> _Given instruction_: Copy out the complete listing, word for word.

> _Material provided_:
:::

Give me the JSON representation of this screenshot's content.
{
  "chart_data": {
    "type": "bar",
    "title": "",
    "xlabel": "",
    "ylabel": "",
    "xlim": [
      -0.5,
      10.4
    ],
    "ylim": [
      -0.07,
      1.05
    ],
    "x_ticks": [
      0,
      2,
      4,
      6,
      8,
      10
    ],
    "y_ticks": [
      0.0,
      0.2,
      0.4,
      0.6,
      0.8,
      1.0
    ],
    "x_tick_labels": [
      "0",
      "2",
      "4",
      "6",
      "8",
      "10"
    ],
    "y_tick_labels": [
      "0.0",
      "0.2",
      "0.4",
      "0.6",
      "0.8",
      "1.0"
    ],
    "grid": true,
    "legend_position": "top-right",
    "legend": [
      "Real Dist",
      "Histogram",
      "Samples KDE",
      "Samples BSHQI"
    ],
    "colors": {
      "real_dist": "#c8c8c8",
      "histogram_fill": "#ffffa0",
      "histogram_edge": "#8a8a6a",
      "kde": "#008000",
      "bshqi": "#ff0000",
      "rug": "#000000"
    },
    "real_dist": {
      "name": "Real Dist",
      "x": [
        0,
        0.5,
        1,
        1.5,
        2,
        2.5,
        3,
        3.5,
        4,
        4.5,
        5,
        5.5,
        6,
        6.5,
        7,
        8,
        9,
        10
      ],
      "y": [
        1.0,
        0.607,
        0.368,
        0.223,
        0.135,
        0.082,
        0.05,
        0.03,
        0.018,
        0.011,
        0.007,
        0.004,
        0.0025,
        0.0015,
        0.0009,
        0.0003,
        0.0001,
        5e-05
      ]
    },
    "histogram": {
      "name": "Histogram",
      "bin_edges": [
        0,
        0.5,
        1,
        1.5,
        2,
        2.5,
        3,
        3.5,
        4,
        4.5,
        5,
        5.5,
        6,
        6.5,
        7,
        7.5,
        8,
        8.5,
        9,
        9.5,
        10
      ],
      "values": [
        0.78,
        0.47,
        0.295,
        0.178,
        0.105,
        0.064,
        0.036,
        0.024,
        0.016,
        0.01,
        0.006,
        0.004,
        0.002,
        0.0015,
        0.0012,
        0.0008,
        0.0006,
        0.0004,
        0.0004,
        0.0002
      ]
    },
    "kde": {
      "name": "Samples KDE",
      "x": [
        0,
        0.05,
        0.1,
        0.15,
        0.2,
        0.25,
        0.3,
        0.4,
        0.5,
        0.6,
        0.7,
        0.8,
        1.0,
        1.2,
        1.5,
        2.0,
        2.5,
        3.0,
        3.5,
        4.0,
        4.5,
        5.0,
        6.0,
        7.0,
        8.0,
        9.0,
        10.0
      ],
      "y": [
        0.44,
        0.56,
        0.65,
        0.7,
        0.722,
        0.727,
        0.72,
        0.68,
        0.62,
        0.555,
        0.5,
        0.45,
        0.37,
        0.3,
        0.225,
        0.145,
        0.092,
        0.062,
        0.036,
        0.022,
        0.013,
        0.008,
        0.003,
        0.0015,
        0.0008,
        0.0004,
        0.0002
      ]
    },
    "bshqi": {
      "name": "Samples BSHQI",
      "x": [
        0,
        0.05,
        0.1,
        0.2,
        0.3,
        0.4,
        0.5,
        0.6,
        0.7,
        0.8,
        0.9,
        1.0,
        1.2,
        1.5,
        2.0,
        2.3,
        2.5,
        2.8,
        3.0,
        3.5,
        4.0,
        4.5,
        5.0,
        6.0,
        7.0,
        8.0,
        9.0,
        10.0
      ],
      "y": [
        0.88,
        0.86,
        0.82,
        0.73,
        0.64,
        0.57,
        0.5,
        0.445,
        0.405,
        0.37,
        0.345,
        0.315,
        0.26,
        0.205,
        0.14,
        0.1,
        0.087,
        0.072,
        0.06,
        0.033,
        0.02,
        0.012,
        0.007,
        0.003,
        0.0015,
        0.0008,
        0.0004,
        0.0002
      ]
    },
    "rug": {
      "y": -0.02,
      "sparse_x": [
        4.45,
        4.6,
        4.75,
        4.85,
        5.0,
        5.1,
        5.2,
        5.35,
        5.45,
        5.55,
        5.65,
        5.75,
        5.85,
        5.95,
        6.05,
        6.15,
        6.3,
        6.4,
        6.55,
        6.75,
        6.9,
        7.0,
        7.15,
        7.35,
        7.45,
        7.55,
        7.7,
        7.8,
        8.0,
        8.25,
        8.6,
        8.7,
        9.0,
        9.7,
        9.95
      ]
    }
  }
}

:::

> _Exercise answer_:
Give me the JSON representation of this screenshot's content.
{
  "chart_data": {
    "type": "bar",
    "title": "",
    "xlabel": "",
    "ylabel": "",
    "xlim": [
      -0.5,
      10.4
    ],
    "ylim": [
      -0.07,
      1.05
    ],
    "x_ticks": [
      0,
      2,
      4,
      6,
      8,
      10
    ],
    "y_ticks": [
      0.0,
      0.2,
      0.4,
      0.6,
      0.8,
      1.0
    ],
    "x_tick_labels": [
      "0",
      "2",
      "4",
      "6",
      "8",
      "10"
    ],
    "y_tick_labels": [
      "0.0",
      "0.2",
      "0.4",
      "0.6",
      "0.8",
      "1.0"
    ],
    "grid": true,
    "legend_position": "top-right",
    "legend": [
      "Real Dist",
      "Histogram",
      "Samples KDE",
      "Samples BSHQI"
    ],
    "colors": {
      "real_dist": "#c8c8c8",
      "histogram_fill": "#ffffa0",
      "histogram_edge": "#8a8a6a",
      "kde": "#008000",
      "bshqi": "#ff0000",
      "rug": "#000000"
    },
    "real_dist": {
      "name": "Real Dist",
      "x": [
        0,
        0.5,
        1,
        1.5,
        2,
        2.5,
        3,
        3.5,
        4,
        4.5,
        5,
        5.5,
        6,
        6.5,
        7,
        8,
        9,
        10
      ],
      "y": [
        1.0,
        0.607,
        0.368,
        0.223,
        0.135,
        0.082,
        0.05,
        0.03,
        0.018,
        0.011,
        0.007,
        0.004,
        0.0025,
        0.0015,
        0.0009,
        0.0003,
        0.0001,
        5e-05
      ]
    },
    "histogram": {
      "name": "Histogram",
      "bin_edges": [
        0,
        0.5,
        1,
        1.5,
        2,
        2.5,
        3,
        3.5,
        4,
        4.5,
        5,
        5.5,
        6,
        6.5,
        7,
        7.5,
        8,
        8.5,
        9,
        9.5,
        10
      ],
      "values": [
        0.78,
        0.47,
        0.295,
        0.178,
        0.105,
        0.064,
        0.036,
        0.024,
        0.016,
        0.01,
        0.006,
        0.004,
        0.002,
        0.0015,
        0.0012,
        0.0008,
        0.0006,
        0.0004,
        0.0004,
        0.0002
      ]
    },
    "kde": {
      "name": "Samples KDE",
      "x": [
        0,
        0.05,
        0.1,
        0.15,
        0.2,
        0.25,
        0.3,
        0.4,
        0.5,
        0.6,
        0.7,
        0.8,
        1.0,
        1.2,
        1.5,
        2.0,
        2.5,
        3.0,
        3.5,
        4.0,
        4.5,
        5.0,
        6.0,
        7.0,
        8.0,
        9.0,
        10.0
      ],
      "y": [
        0.44,
        0.56,
        0.65,
        0.7,
        0.722,
        0.727,
        0.72,
        0.68,
        0.62,
        0.555,
        0.5,
        0.45,
        0.37,
        0.3,
        0.225,
        0.145,
        0.092,
        0.062,
        0.036,
        0.022,
        0.013,
        0.008,
        0.003,
        0.0015,
        0.0008,
        0.0004,
        0.0002
      ]
    },
    "bshqi": {
      "name": "Samples BSHQI",
      "x": [
        0,
        0.05,
        0.1,
        0.2,
        0.3,
        0.4,
        0.5,
        0.6,
        0.7,
        0.8,
        0.9,
        1.0,
        1.2,
        1.5,
        2.0,
        2.3,
        2.5,
        2.8,
        3.0,
        3.5,
        4.0,
        4.5,
        5.0,
        6.0,
        7.0,
        8.0,
        9.0,
        10.0
      ],
      "y": [
        0.88,
        0.86,
        0.82,
        0.73,
        0.64,
        0.57,
        0.5,
        0.445,
        0.405,
        0.37,
        0.345,
        0.315,
        0.26,
        0.205,
        0.14,
        0.1,
        0.087,
        0.072,
        0.06,
        0.033,
        0.02,
        0.012,
        0.007,
        0.003,
        0.0015,
        0.0008,
        0.0004,
        0.0002
      ]
    },
    "rug": {
      "y": -0.02,
      "sparse_x": [
        4.45,
        4.6,
        4.75,
        4.85,
        5.0,
        5.1,
        5.2,
        5.35,
        5.45,
        5.55,
        5.65,
        5.75,
        5.85,
        5.95,
        6.05,
        6.15,
        6.3,
        6.4,
        6.55,
        6.75,
        6.9,
        7.0,
        7.15,
        7.35,
        7.45,
        7.55,
        7.7,
        7.8,
        8.0,
        8.25,
        8.6,
        8.7,
        9.0,
        9.7,
        9.95
      ]
    }
  }
}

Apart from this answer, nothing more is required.